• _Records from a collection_
########################################
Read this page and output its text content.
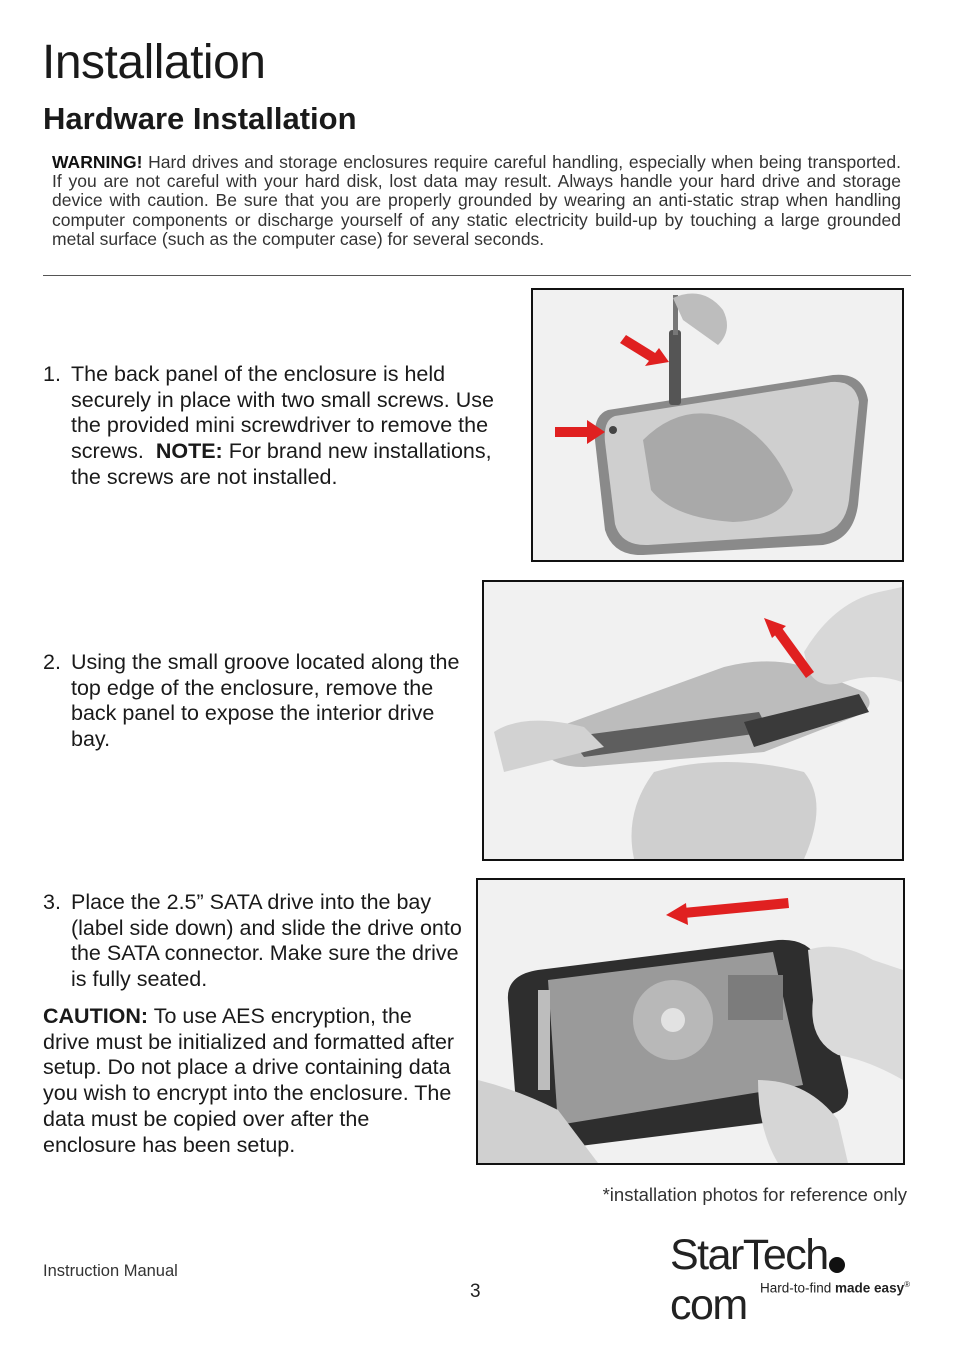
Installation
Hardware Installation
WARNING! Hard drives and storage enclosures require careful handling, especially when being transported. If you are not careful with your hard disk, lost data may result. Always handle your hard drive and storage device with caution. Be sure that you are properly grounded by wearing an anti-static strap when handling computer components or discharge yourself of any static electricity build-up by touching a large grounded metal surface (such as the computer case) for several seconds.
1. The back panel of the enclosure is held securely in place with two small screws. Use the provided mini screwdriver to remove the screws. NOTE: For brand new installations, the screws are not installed.
2. Using the small groove located along the top edge of the enclosure, remove the back panel to expose the interior drive bay.
3. Place the 2.5” SATA drive into the bay (label side down) and slide the drive onto the SATA connector. Make sure the drive is fully seated.
CAUTION: To use AES encryption, the drive must be initialized and formatted after setup. Do not place a drive containing data you wish to encrypt into the enclosure. The data must be copied over after the enclosure has been setup.
*installation photos for reference only
Instruction Manual
3
StarTechcom Hard-to-find made easy®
########################################
• _What the task requires_
Output each line exactly; omit every picture.

• _Response to this exercise_
Read this page and output its text content.
Installation
Hardware Installation
WARNING! Hard drives and storage enclosures require careful handling, especially when being transported. If you are not careful with your hard disk, lost data may result. Always handle your hard drive and storage device with caution. Be sure that you are properly grounded by wearing an anti-static strap when handling computer components or discharge yourself of any static electricity build-up by touching a large grounded metal surface (such as the computer case) for several seconds.
1. The back panel of the enclosure is held securely in place with two small screws. Use the provided mini screwdriver to remove the screws. NOTE: For brand new installations, the screws are not installed.
2. Using the small groove located along the top edge of the enclosure, remove the back panel to expose the interior drive bay.
3. Place the 2.5” SATA drive into the bay (label side down) and slide the drive onto the SATA connector. Make sure the drive is fully seated.
CAUTION: To use AES encryption, the drive must be initialized and formatted after setup. Do not place a drive containing data you wish to encrypt into the enclosure. The data must be copied over after the enclosure has been setup.
*installation photos for reference only
Instruction Manual
3
StarTechcom Hard-to-find made easy®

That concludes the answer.